Spatial annotation entries:
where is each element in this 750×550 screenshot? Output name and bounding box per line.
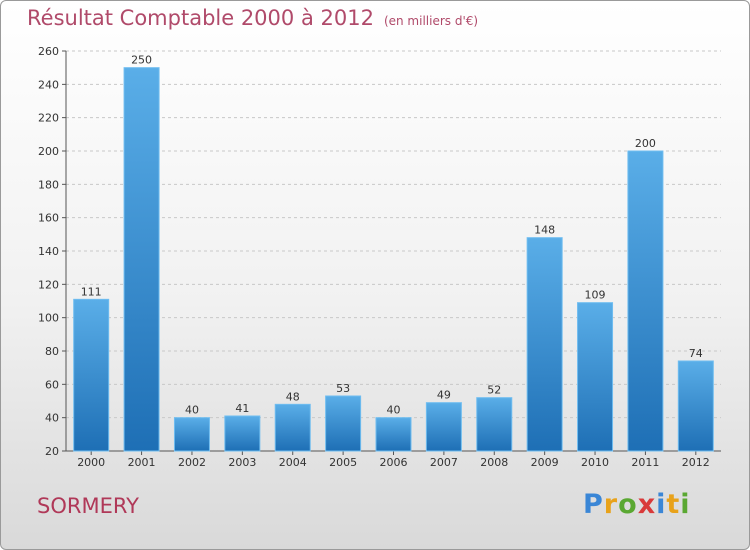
data-label-2003: 41 bbox=[235, 402, 249, 415]
y-tick-label: 180 bbox=[38, 178, 59, 191]
bar-2006 bbox=[375, 417, 412, 452]
y-tick-label: 100 bbox=[38, 312, 59, 325]
data-label-2001: 250 bbox=[131, 54, 152, 67]
x-tick-label-2010: 2010 bbox=[581, 456, 609, 469]
y-tick-label: 260 bbox=[38, 45, 59, 58]
x-tick-label-2012: 2012 bbox=[682, 456, 710, 469]
logo-letter: o bbox=[618, 489, 638, 520]
x-tick-label-2005: 2005 bbox=[329, 456, 357, 469]
bar-2008 bbox=[476, 397, 513, 452]
y-tick-label: 20 bbox=[45, 445, 59, 458]
y-tick-label: 40 bbox=[45, 412, 59, 425]
logo-letter: i bbox=[680, 489, 691, 520]
bar-2009 bbox=[526, 237, 563, 452]
y-tick-label: 160 bbox=[38, 212, 59, 225]
x-tick-label-2002: 2002 bbox=[178, 456, 206, 469]
data-label-2011: 200 bbox=[635, 137, 656, 150]
data-label-2005: 53 bbox=[336, 382, 350, 395]
data-label-2004: 48 bbox=[286, 390, 300, 403]
y-tick-label: 200 bbox=[38, 145, 59, 158]
bar-2011 bbox=[627, 150, 664, 452]
bar-2001 bbox=[123, 67, 160, 452]
bar-2004 bbox=[274, 403, 311, 452]
bar-2000 bbox=[73, 298, 110, 452]
logo-letter: x bbox=[637, 489, 657, 520]
chart-title-text: Résultat Comptable 2000 à 2012 bbox=[27, 6, 374, 30]
x-tick-label-2011: 2011 bbox=[631, 456, 659, 469]
grid-lines bbox=[66, 50, 721, 452]
x-tick-label-2009: 2009 bbox=[531, 456, 559, 469]
y-tick-label: 220 bbox=[38, 112, 59, 125]
x-tick-label-2000: 2000 bbox=[77, 456, 105, 469]
x-tick-label-2008: 2008 bbox=[480, 456, 508, 469]
logo-letter: r bbox=[603, 489, 619, 520]
y-tick-label: 80 bbox=[45, 345, 59, 358]
bar-2012 bbox=[677, 360, 714, 452]
data-label-2002: 40 bbox=[185, 404, 199, 417]
data-label-2008: 52 bbox=[487, 384, 501, 397]
data-label-2012: 74 bbox=[689, 347, 703, 360]
x-tick-label-2006: 2006 bbox=[380, 456, 408, 469]
x-tick-label-2003: 2003 bbox=[228, 456, 256, 469]
bar-2002 bbox=[173, 417, 210, 452]
y-tick-label: 140 bbox=[38, 245, 59, 258]
town-name: SORMERY bbox=[37, 494, 139, 518]
labels: 111 2000 250 2001 40 2002 41 2003 48 2004 53 2005 40… bbox=[77, 54, 710, 469]
proxiti-logo: Proxiti bbox=[583, 489, 691, 520]
logo-letter: i bbox=[656, 489, 667, 520]
bar-2005 bbox=[325, 395, 362, 452]
y-tick-label: 120 bbox=[38, 278, 59, 291]
chart-unit: (en milliers d'€) bbox=[383, 14, 479, 28]
bar-2003 bbox=[224, 415, 261, 452]
x-tick-label-2004: 2004 bbox=[279, 456, 307, 469]
data-label-2009: 148 bbox=[534, 224, 555, 237]
logo-letter: t bbox=[666, 489, 681, 520]
y-tick-label: 60 bbox=[45, 378, 59, 391]
logo-letter: P bbox=[583, 489, 604, 520]
bar-2010 bbox=[577, 302, 614, 452]
x-tick-label-2007: 2007 bbox=[430, 456, 458, 469]
data-label-2006: 40 bbox=[387, 404, 401, 417]
data-label-2007: 49 bbox=[437, 389, 451, 402]
y-tick-label: 240 bbox=[38, 78, 59, 91]
bars bbox=[73, 67, 714, 452]
data-label-2000: 111 bbox=[81, 285, 102, 298]
x-tick-label-2001: 2001 bbox=[128, 456, 156, 469]
data-label-2010: 109 bbox=[585, 289, 606, 302]
chart-title: Résultat Comptable 2000 à 2012 (en millie… bbox=[27, 6, 478, 30]
bar-2007 bbox=[425, 402, 462, 452]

WHAT NEEDS TO BE DONE: How many lines in the entries above contain the string "Résultat"? Give only the number.

SOLUTION FOR THIS EXERCISE: 2